Task input>
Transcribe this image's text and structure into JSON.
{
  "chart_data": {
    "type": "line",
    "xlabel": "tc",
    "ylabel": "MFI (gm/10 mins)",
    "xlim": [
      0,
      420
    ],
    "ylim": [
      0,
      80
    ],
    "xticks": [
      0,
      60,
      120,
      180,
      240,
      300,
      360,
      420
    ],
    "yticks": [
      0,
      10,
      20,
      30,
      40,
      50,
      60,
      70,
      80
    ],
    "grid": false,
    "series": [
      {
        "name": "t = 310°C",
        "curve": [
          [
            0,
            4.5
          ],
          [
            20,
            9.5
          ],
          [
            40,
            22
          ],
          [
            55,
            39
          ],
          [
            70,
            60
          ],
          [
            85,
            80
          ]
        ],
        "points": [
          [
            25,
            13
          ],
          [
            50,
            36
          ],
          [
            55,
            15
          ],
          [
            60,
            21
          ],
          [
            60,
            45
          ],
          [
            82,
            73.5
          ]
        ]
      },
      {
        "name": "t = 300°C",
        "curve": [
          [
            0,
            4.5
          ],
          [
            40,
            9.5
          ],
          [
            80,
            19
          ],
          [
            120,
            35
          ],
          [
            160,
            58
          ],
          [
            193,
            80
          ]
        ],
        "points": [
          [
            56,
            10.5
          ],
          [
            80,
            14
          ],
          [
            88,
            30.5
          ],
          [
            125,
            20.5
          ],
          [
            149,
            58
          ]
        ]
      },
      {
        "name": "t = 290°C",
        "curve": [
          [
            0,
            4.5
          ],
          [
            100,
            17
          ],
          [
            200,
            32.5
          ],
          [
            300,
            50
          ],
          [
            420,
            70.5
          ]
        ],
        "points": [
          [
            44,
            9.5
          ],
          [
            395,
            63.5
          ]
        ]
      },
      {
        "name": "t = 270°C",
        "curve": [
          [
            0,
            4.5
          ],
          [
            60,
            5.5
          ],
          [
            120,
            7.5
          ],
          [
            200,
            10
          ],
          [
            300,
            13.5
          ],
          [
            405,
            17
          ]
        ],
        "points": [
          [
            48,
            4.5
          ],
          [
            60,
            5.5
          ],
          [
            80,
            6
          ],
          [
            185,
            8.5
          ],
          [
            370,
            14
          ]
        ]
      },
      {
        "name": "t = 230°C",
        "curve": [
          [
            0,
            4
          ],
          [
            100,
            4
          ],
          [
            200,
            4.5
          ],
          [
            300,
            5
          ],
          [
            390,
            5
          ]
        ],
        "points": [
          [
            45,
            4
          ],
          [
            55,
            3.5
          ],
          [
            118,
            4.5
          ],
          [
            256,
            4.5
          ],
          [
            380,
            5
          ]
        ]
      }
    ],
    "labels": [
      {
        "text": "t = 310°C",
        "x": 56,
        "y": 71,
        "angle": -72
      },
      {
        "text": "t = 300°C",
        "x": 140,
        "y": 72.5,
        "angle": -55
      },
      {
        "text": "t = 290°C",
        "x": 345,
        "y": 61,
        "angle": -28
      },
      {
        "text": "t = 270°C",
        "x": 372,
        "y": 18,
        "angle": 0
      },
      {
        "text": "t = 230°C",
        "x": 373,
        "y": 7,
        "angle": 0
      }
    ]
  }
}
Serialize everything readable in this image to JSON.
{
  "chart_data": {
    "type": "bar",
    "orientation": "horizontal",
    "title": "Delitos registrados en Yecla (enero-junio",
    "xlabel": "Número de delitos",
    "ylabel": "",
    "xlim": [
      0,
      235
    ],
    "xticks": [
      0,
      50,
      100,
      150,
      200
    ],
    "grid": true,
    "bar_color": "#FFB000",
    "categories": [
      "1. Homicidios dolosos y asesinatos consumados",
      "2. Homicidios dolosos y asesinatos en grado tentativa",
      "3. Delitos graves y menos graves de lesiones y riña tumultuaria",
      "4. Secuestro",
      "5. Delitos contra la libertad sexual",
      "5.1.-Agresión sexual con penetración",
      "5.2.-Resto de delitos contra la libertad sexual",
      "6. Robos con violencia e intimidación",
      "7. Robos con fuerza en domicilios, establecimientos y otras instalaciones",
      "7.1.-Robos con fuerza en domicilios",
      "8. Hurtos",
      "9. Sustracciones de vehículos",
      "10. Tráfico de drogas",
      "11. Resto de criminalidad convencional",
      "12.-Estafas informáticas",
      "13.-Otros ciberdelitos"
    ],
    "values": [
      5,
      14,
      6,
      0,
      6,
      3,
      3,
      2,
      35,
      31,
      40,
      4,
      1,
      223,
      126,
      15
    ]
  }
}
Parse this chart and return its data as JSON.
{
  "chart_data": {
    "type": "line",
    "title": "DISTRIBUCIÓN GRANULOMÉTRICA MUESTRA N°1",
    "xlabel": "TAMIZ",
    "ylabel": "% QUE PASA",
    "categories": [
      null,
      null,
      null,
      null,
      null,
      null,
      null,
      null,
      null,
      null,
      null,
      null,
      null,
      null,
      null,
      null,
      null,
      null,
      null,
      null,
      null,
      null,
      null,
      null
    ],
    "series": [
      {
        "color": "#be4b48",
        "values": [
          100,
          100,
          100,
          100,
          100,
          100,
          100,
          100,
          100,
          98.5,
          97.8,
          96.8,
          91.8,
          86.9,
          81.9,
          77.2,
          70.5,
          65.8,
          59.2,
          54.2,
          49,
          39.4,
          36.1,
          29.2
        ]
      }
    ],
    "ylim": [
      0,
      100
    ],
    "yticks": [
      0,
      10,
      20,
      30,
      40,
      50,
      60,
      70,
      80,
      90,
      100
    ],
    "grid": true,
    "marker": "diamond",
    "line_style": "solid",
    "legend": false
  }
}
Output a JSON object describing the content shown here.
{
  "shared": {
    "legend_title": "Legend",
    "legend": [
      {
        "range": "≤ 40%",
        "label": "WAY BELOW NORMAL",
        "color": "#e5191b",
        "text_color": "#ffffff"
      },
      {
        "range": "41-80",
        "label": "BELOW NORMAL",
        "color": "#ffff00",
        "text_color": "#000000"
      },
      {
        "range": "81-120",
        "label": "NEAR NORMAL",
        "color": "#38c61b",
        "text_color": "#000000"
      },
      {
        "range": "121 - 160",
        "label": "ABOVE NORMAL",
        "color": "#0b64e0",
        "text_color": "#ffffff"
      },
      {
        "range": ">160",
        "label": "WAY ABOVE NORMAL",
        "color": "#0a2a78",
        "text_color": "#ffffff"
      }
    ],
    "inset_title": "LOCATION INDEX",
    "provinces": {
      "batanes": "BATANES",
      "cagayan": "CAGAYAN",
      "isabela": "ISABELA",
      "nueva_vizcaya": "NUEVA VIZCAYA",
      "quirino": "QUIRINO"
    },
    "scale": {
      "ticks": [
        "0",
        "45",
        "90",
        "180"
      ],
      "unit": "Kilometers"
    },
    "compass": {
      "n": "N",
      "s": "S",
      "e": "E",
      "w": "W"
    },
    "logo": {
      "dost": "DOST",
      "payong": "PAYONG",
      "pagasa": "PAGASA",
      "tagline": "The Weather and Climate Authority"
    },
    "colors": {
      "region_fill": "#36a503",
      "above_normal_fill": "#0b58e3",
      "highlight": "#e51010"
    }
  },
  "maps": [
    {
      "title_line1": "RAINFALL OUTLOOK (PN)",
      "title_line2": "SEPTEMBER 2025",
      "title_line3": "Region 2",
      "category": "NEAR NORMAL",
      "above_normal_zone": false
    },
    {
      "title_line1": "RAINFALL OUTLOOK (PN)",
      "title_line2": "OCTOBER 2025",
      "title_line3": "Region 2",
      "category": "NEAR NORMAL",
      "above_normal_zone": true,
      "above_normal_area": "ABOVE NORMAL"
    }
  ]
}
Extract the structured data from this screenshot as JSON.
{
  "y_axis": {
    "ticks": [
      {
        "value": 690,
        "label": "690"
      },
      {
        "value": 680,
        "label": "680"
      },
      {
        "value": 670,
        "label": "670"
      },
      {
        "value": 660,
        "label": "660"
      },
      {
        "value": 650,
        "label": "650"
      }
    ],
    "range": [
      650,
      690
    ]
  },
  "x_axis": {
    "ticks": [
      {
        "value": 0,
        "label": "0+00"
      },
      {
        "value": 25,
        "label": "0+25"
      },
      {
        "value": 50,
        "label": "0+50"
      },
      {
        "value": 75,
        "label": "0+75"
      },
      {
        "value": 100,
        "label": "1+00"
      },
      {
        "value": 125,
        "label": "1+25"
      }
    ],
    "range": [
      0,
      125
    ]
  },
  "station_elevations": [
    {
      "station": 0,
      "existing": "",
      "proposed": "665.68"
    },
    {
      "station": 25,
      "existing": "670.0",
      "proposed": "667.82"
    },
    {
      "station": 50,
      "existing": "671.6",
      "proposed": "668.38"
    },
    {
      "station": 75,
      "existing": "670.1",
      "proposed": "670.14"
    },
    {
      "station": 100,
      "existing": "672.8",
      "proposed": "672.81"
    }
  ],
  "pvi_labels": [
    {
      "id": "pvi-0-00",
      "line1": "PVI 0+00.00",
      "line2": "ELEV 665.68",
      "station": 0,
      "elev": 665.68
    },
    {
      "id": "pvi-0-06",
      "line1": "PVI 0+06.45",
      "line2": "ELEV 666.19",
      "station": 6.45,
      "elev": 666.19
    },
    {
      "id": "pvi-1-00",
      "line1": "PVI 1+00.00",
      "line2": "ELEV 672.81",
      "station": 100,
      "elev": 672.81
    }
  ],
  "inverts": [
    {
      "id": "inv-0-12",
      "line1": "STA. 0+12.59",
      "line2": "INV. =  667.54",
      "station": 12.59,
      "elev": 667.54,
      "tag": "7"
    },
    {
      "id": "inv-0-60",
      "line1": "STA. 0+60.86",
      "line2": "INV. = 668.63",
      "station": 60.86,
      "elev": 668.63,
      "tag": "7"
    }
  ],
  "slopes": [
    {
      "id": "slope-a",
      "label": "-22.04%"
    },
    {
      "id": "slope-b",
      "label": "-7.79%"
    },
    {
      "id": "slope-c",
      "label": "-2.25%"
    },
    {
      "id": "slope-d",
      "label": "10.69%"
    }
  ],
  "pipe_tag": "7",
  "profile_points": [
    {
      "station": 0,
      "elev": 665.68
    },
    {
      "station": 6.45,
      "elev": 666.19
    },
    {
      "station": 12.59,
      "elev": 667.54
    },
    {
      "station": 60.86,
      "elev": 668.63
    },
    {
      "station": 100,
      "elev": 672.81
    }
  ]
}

Aim of the exercise> Of all the lines in the material above, how many contain the word "JSON"? Give only the count.

The response> 5